Exercise requirements: In the data below, find each line containing the string "Control" and return it.

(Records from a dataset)
══════
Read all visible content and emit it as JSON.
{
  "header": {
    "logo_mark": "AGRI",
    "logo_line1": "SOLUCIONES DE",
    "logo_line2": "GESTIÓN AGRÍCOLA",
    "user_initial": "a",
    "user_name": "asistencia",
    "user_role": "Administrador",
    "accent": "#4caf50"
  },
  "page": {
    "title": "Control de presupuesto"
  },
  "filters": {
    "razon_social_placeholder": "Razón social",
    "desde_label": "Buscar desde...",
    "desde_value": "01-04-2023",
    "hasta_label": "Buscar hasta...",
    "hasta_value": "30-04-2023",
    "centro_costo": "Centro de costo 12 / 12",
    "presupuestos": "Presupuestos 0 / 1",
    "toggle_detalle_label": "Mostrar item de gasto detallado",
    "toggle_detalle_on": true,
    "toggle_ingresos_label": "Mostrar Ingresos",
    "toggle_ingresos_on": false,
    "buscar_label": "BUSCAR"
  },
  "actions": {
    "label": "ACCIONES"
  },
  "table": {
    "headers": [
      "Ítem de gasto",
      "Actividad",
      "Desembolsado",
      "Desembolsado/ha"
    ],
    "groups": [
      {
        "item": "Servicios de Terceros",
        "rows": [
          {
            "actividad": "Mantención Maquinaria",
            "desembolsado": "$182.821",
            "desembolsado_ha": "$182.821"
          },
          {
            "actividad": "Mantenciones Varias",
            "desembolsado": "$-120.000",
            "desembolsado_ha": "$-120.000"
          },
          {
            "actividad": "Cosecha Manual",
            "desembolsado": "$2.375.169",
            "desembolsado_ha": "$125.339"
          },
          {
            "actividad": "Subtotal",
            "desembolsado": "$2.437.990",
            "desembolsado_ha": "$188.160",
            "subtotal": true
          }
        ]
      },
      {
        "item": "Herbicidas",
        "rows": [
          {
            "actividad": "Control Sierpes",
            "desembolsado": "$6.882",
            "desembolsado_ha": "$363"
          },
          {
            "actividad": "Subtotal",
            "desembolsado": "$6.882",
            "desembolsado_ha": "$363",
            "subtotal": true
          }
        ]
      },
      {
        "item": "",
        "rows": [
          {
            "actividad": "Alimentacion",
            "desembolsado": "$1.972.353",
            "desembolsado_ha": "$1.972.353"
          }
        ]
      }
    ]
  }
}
══════
Exercise answer:
    "title": "Control de presupuesto"
            "actividad": "Control Sierpes",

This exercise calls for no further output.